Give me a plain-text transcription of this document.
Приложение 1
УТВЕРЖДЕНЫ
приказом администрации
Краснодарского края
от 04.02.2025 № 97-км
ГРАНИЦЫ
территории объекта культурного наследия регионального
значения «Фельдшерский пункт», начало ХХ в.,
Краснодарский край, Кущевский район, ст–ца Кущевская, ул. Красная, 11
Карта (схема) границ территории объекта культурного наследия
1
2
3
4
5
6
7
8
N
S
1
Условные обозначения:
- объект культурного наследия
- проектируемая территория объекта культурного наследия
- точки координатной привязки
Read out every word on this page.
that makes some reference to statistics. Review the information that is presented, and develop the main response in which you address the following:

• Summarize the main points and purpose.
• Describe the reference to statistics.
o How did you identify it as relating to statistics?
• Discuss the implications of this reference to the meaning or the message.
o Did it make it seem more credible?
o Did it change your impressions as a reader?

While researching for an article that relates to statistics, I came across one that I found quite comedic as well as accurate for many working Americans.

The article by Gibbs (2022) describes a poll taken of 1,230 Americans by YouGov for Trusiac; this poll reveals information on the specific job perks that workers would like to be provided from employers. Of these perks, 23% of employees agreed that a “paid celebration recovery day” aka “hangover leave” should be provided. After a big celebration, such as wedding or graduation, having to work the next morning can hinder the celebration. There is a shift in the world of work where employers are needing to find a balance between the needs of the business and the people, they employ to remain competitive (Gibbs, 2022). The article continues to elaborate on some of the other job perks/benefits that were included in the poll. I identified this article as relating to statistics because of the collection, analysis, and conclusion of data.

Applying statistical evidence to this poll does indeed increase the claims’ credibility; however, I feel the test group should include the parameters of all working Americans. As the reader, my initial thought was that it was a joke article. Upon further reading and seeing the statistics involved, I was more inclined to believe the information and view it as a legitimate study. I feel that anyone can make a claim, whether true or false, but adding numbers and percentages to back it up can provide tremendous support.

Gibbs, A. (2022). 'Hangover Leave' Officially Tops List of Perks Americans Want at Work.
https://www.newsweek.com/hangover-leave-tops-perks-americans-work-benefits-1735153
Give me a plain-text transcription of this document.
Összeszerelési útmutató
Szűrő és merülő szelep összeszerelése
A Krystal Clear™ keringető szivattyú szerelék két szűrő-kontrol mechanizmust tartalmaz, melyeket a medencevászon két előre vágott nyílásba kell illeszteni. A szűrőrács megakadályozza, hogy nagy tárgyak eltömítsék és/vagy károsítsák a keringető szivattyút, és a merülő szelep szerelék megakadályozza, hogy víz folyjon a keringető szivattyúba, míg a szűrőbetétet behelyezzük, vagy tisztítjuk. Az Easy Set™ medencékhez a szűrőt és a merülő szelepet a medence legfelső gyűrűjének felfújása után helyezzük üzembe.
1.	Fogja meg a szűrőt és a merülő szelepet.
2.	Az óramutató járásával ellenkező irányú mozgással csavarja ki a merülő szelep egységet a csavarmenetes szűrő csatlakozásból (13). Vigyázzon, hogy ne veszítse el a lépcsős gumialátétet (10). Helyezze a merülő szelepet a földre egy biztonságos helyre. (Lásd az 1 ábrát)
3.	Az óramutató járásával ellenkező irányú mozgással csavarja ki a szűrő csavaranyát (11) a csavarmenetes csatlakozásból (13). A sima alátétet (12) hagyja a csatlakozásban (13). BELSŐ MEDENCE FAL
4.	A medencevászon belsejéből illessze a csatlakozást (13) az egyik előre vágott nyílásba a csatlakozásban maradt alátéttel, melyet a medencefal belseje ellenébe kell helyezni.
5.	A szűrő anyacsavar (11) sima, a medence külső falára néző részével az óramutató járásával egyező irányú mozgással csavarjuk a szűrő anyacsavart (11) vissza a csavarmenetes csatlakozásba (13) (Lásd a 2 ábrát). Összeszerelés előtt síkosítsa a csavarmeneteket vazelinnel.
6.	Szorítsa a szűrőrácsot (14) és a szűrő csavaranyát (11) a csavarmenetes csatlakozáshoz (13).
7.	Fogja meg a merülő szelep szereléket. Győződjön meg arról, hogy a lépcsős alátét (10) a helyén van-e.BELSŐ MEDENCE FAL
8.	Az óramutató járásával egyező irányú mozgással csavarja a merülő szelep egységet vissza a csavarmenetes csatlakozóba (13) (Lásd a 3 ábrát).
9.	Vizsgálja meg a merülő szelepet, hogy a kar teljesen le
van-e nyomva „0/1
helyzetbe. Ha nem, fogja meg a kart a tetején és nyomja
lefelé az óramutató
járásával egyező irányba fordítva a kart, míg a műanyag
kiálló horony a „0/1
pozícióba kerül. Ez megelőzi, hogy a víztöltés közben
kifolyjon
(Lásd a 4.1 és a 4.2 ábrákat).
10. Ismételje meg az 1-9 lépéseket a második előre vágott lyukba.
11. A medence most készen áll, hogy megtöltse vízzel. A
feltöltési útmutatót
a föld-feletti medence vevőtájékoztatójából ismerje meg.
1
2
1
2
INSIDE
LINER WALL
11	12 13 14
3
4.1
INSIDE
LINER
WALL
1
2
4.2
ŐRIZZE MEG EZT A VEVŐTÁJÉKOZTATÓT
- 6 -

→ Description of the task
Select all lines in the listing that include the word "культурного".

→ Response
территории объекта культурного наследия регионального
Карта (схема) границ территории объекта культурного наследия
- объект культурного наследия
- проектируемая территория объекта культурного наследия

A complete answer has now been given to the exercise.